▶ _Directions for this task_:
Images appear in the records below; leave them out and repeat everything else exactly.

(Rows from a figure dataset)
***

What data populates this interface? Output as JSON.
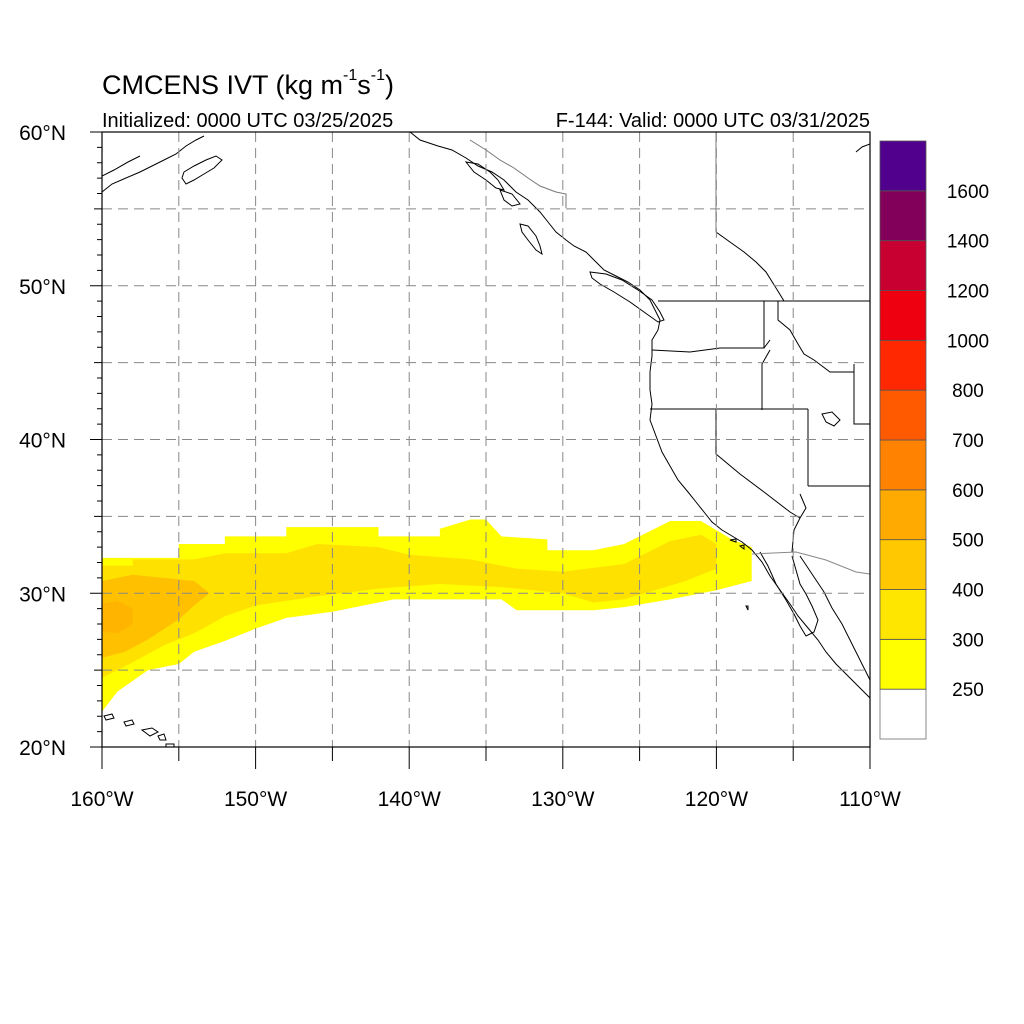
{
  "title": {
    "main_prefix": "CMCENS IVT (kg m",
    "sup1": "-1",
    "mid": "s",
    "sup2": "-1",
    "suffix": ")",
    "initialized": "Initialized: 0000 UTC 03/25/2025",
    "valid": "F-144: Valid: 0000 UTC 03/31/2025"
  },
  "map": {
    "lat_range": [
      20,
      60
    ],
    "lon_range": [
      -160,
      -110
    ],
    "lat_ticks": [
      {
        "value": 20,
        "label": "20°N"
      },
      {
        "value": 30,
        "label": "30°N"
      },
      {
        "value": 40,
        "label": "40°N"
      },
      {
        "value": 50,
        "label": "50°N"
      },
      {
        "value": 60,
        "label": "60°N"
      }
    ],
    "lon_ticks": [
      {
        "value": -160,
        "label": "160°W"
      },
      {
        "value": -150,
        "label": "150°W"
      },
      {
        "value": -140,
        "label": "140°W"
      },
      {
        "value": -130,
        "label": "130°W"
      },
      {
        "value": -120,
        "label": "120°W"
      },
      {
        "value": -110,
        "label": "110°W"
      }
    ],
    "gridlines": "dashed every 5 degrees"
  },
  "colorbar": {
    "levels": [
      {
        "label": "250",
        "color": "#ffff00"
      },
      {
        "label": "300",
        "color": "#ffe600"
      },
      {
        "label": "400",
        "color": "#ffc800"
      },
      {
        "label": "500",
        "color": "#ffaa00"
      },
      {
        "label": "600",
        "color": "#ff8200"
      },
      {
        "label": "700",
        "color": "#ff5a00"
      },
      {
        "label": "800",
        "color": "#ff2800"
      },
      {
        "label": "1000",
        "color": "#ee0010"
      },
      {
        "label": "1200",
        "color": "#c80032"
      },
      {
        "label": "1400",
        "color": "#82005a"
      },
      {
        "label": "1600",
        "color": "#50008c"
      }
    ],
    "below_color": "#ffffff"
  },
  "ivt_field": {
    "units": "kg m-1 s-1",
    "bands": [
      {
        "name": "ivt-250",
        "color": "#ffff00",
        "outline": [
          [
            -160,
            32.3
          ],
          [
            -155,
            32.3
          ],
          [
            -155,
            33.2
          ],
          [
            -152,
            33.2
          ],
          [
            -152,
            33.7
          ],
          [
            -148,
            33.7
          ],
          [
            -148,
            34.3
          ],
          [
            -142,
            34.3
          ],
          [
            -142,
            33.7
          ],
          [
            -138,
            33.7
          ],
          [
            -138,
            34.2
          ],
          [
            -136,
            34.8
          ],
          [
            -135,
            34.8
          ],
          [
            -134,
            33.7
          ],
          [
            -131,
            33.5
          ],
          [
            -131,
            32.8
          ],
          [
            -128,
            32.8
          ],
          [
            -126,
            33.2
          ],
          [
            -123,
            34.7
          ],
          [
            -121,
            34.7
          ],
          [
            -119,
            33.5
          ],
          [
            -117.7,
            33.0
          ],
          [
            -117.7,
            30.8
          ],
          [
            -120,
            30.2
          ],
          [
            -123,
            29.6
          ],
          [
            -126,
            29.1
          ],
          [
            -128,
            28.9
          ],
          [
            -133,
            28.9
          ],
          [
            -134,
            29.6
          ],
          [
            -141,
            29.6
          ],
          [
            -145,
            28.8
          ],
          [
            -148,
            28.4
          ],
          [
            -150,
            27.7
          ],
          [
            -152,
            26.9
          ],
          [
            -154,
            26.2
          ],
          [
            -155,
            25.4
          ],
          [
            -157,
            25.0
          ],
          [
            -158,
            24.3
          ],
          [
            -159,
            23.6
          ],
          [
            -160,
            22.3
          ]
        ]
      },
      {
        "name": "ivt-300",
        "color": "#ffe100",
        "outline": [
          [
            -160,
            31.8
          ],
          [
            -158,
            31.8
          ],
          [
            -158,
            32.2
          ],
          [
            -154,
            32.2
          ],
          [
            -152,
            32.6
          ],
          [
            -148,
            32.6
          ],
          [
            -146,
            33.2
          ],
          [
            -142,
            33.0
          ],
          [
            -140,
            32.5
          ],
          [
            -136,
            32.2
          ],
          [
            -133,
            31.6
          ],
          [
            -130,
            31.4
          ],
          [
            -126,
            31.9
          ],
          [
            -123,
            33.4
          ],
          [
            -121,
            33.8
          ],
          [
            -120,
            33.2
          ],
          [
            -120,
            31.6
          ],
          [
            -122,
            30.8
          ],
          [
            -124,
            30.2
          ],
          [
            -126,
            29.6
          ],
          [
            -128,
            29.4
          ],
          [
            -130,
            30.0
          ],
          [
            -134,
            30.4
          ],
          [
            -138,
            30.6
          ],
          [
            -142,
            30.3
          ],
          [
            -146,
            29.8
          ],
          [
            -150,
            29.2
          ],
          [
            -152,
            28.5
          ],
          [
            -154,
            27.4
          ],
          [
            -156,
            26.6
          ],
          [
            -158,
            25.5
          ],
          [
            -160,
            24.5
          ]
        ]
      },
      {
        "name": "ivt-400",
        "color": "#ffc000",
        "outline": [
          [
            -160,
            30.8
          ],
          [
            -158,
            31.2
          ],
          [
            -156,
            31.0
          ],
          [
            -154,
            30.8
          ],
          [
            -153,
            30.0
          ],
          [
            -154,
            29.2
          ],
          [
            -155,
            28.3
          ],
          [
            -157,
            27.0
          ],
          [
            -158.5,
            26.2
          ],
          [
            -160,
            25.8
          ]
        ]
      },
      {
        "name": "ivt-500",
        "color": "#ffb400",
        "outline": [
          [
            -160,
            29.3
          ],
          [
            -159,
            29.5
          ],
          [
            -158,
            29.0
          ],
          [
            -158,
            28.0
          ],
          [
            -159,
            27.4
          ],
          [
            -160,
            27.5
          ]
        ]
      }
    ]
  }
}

***

▶ _Completed exercise_:
What data populates this interface? Output as JSON.
{
  "title": {
    "main_prefix": "CMCENS IVT (kg m",
    "sup1": "-1",
    "mid": "s",
    "sup2": "-1",
    "suffix": ")",
    "initialized": "Initialized: 0000 UTC 03/25/2025",
    "valid": "F-144: Valid: 0000 UTC 03/31/2025"
  },
  "map": {
    "lat_range": [
      20,
      60
    ],
    "lon_range": [
      -160,
      -110
    ],
    "lat_ticks": [
      {
        "value": 20,
        "label": "20°N"
      },
      {
        "value": 30,
        "label": "30°N"
      },
      {
        "value": 40,
        "label": "40°N"
      },
      {
        "value": 50,
        "label": "50°N"
      },
      {
        "value": 60,
        "label": "60°N"
      }
    ],
    "lon_ticks": [
      {
        "value": -160,
        "label": "160°W"
      },
      {
        "value": -150,
        "label": "150°W"
      },
      {
        "value": -140,
        "label": "140°W"
      },
      {
        "value": -130,
        "label": "130°W"
      },
      {
        "value": -120,
        "label": "120°W"
      },
      {
        "value": -110,
        "label": "110°W"
      }
    ],
    "gridlines": "dashed every 5 degrees"
  },
  "colorbar": {
    "levels": [
      {
        "label": "250",
        "color": "#ffff00"
      },
      {
        "label": "300",
        "color": "#ffe600"
      },
      {
        "label": "400",
        "color": "#ffc800"
      },
      {
        "label": "500",
        "color": "#ffaa00"
      },
      {
        "label": "600",
        "color": "#ff8200"
      },
      {
        "label": "700",
        "color": "#ff5a00"
      },
      {
        "label": "800",
        "color": "#ff2800"
      },
      {
        "label": "1000",
        "color": "#ee0010"
      },
      {
        "label": "1200",
        "color": "#c80032"
      },
      {
        "label": "1400",
        "color": "#82005a"
      },
      {
        "label": "1600",
        "color": "#50008c"
      }
    ],
    "below_color": "#ffffff"
  },
  "ivt_field": {
    "units": "kg m-1 s-1",
    "bands": [
      {
        "name": "ivt-250",
        "color": "#ffff00",
        "outline": [
          [
            -160,
            32.3
          ],
          [
            -155,
            32.3
          ],
          [
            -155,
            33.2
          ],
          [
            -152,
            33.2
          ],
          [
            -152,
            33.7
          ],
          [
            -148,
            33.7
          ],
          [
            -148,
            34.3
          ],
          [
            -142,
            34.3
          ],
          [
            -142,
            33.7
          ],
          [
            -138,
            33.7
          ],
          [
            -138,
            34.2
          ],
          [
            -136,
            34.8
          ],
          [
            -135,
            34.8
          ],
          [
            -134,
            33.7
          ],
          [
            -131,
            33.5
          ],
          [
            -131,
            32.8
          ],
          [
            -128,
            32.8
          ],
          [
            -126,
            33.2
          ],
          [
            -123,
            34.7
          ],
          [
            -121,
            34.7
          ],
          [
            -119,
            33.5
          ],
          [
            -117.7,
            33.0
          ],
          [
            -117.7,
            30.8
          ],
          [
            -120,
            30.2
          ],
          [
            -123,
            29.6
          ],
          [
            -126,
            29.1
          ],
          [
            -128,
            28.9
          ],
          [
            -133,
            28.9
          ],
          [
            -134,
            29.6
          ],
          [
            -141,
            29.6
          ],
          [
            -145,
            28.8
          ],
          [
            -148,
            28.4
          ],
          [
            -150,
            27.7
          ],
          [
            -152,
            26.9
          ],
          [
            -154,
            26.2
          ],
          [
            -155,
            25.4
          ],
          [
            -157,
            25.0
          ],
          [
            -158,
            24.3
          ],
          [
            -159,
            23.6
          ],
          [
            -160,
            22.3
          ]
        ]
      },
      {
        "name": "ivt-300",
        "color": "#ffe100",
        "outline": [
          [
            -160,
            31.8
          ],
          [
            -158,
            31.8
          ],
          [
            -158,
            32.2
          ],
          [
            -154,
            32.2
          ],
          [
            -152,
            32.6
          ],
          [
            -148,
            32.6
          ],
          [
            -146,
            33.2
          ],
          [
            -142,
            33.0
          ],
          [
            -140,
            32.5
          ],
          [
            -136,
            32.2
          ],
          [
            -133,
            31.6
          ],
          [
            -130,
            31.4
          ],
          [
            -126,
            31.9
          ],
          [
            -123,
            33.4
          ],
          [
            -121,
            33.8
          ],
          [
            -120,
            33.2
          ],
          [
            -120,
            31.6
          ],
          [
            -122,
            30.8
          ],
          [
            -124,
            30.2
          ],
          [
            -126,
            29.6
          ],
          [
            -128,
            29.4
          ],
          [
            -130,
            30.0
          ],
          [
            -134,
            30.4
          ],
          [
            -138,
            30.6
          ],
          [
            -142,
            30.3
          ],
          [
            -146,
            29.8
          ],
          [
            -150,
            29.2
          ],
          [
            -152,
            28.5
          ],
          [
            -154,
            27.4
          ],
          [
            -156,
            26.6
          ],
          [
            -158,
            25.5
          ],
          [
            -160,
            24.5
          ]
        ]
      },
      {
        "name": "ivt-400",
        "color": "#ffc000",
        "outline": [
          [
            -160,
            30.8
          ],
          [
            -158,
            31.2
          ],
          [
            -156,
            31.0
          ],
          [
            -154,
            30.8
          ],
          [
            -153,
            30.0
          ],
          [
            -154,
            29.2
          ],
          [
            -155,
            28.3
          ],
          [
            -157,
            27.0
          ],
          [
            -158.5,
            26.2
          ],
          [
            -160,
            25.8
          ]
        ]
      },
      {
        "name": "ivt-500",
        "color": "#ffb400",
        "outline": [
          [
            -160,
            29.3
          ],
          [
            -159,
            29.5
          ],
          [
            -158,
            29.0
          ],
          [
            -158,
            28.0
          ],
          [
            -159,
            27.4
          ],
          [
            -160,
            27.5
          ]
        ]
      }
    ]
  }
}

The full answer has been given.